The task: Find the lines that hold the word "Setuju" and return them.
start Record extracts
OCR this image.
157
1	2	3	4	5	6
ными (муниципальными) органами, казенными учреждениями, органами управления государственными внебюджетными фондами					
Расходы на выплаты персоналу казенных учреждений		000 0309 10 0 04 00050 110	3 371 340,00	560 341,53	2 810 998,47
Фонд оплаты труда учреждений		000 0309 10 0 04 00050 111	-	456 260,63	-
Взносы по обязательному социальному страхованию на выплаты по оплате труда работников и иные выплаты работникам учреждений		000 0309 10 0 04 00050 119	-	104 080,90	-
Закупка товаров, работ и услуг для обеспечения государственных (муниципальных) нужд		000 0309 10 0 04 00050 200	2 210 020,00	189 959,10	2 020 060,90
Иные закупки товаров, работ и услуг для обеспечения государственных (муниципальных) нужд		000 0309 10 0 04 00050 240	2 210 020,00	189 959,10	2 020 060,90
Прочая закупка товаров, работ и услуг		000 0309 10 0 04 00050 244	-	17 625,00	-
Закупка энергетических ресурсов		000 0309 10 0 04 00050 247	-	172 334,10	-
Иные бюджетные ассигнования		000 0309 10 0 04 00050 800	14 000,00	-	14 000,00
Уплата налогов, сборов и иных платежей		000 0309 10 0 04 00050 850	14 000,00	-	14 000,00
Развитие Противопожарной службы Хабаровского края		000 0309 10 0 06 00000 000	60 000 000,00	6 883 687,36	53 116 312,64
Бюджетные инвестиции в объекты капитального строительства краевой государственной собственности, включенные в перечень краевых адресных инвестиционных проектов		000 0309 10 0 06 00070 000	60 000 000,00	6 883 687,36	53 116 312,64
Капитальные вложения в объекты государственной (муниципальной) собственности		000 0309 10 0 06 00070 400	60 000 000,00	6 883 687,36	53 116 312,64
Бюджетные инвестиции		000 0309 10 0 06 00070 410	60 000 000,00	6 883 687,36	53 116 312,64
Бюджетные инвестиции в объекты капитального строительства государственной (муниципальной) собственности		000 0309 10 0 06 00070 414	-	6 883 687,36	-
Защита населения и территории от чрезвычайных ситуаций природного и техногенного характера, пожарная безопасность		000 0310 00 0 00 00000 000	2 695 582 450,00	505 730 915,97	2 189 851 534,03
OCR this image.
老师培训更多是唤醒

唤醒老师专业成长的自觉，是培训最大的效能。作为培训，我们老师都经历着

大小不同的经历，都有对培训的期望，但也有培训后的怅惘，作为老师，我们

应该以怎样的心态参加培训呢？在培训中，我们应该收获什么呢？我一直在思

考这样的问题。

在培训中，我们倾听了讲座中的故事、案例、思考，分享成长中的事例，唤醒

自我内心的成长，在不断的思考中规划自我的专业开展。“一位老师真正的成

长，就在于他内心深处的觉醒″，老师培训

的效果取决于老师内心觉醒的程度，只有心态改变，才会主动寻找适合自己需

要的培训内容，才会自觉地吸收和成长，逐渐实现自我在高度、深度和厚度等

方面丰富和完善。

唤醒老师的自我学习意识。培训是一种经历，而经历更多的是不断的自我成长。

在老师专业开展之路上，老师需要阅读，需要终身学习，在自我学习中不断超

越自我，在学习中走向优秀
end Record extracts
start Record extracts
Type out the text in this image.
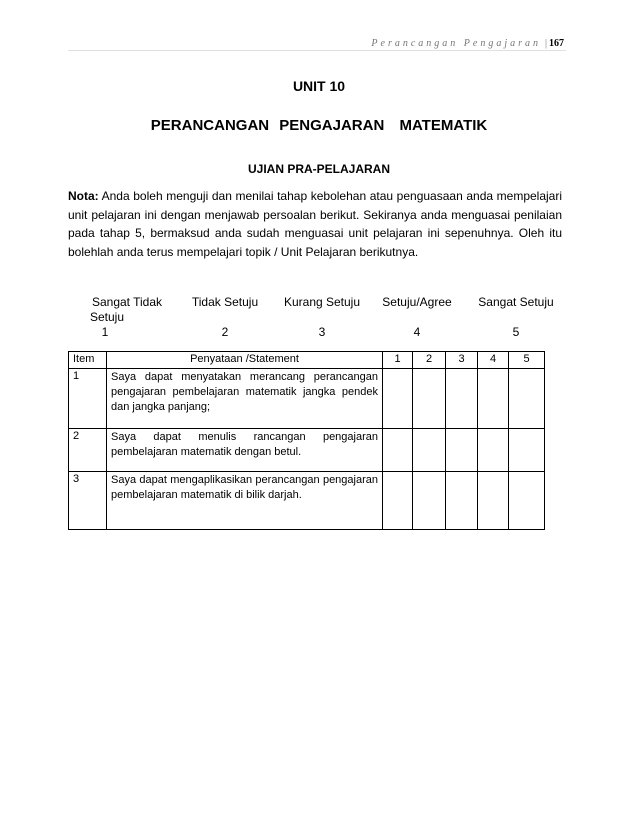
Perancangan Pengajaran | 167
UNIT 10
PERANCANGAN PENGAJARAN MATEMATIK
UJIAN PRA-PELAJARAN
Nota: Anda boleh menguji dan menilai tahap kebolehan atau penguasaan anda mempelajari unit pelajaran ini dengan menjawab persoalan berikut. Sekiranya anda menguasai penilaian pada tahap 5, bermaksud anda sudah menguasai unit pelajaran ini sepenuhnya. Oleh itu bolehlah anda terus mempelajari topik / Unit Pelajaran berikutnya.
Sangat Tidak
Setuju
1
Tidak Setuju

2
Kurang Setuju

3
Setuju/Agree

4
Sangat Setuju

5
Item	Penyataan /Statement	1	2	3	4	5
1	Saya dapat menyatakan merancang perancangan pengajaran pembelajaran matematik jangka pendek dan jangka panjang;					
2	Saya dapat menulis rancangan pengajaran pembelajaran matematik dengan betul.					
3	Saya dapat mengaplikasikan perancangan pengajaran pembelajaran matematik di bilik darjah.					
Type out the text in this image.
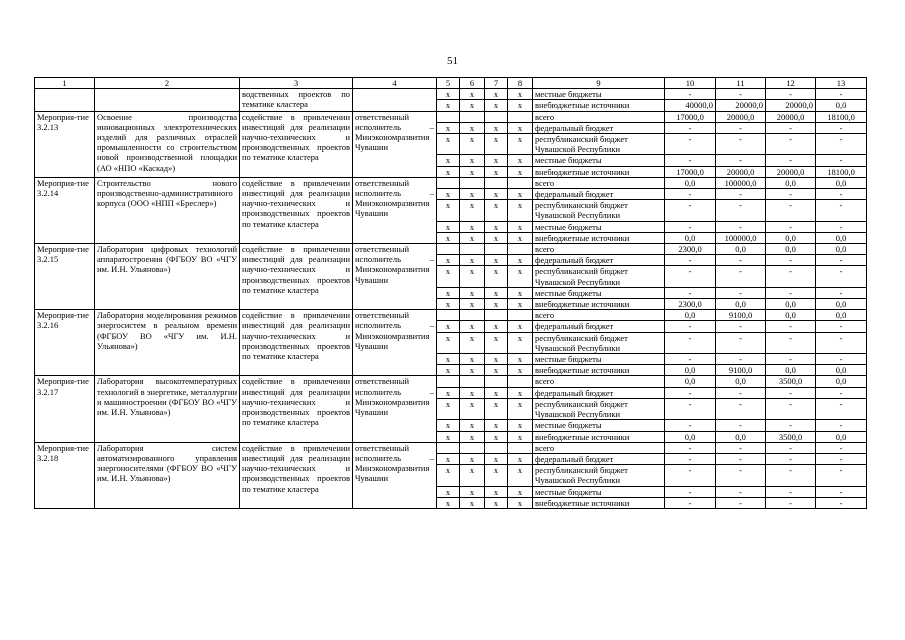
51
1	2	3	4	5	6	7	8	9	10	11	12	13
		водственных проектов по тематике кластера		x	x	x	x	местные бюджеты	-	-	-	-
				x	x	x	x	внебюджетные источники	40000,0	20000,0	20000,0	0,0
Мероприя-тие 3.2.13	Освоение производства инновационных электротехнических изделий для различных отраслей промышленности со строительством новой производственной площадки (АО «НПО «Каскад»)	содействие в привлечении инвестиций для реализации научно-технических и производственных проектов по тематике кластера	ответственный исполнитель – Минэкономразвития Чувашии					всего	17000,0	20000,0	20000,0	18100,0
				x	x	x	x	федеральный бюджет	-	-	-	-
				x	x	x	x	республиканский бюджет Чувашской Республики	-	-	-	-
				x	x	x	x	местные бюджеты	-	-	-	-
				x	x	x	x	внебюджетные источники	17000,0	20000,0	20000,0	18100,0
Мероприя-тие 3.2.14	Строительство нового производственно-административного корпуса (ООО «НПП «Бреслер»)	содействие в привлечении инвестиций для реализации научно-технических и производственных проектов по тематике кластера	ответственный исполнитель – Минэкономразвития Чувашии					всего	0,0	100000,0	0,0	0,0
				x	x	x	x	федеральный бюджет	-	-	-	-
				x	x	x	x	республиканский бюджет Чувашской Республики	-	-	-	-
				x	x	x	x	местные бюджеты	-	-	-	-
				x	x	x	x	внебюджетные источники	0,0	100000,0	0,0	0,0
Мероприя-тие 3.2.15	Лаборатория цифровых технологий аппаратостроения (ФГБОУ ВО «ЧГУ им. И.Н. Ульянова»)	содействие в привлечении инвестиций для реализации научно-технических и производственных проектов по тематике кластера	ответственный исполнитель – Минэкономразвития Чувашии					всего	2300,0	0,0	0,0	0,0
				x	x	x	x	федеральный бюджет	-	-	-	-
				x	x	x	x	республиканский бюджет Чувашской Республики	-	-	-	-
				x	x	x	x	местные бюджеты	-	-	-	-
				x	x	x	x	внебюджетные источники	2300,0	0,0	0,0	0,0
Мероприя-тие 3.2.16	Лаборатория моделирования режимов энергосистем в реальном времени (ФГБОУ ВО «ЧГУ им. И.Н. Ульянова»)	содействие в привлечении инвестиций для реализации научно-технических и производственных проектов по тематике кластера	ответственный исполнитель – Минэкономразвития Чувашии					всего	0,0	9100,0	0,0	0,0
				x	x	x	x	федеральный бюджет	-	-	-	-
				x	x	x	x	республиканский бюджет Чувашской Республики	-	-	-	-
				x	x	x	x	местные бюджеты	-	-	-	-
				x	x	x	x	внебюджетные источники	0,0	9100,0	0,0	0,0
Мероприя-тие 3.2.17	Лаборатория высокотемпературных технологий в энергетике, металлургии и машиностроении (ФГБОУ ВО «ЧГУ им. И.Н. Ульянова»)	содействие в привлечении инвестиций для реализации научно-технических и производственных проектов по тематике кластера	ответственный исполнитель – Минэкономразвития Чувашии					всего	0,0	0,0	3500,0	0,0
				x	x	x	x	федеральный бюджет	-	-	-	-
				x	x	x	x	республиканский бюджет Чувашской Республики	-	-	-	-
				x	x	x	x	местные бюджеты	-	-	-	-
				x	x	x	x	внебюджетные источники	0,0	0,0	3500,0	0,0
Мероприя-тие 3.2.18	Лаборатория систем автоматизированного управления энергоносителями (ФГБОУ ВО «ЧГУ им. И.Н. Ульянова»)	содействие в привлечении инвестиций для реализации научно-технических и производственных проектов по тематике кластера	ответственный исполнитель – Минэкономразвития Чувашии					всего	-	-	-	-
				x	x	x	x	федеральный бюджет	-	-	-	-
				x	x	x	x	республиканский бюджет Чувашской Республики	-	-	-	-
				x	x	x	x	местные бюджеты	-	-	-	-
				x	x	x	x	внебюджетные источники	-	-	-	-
end Record extracts
Result of the task:
Setuju
Tidak Setuju
Kurang Setuju
Setuju/Agree
Sangat Setuju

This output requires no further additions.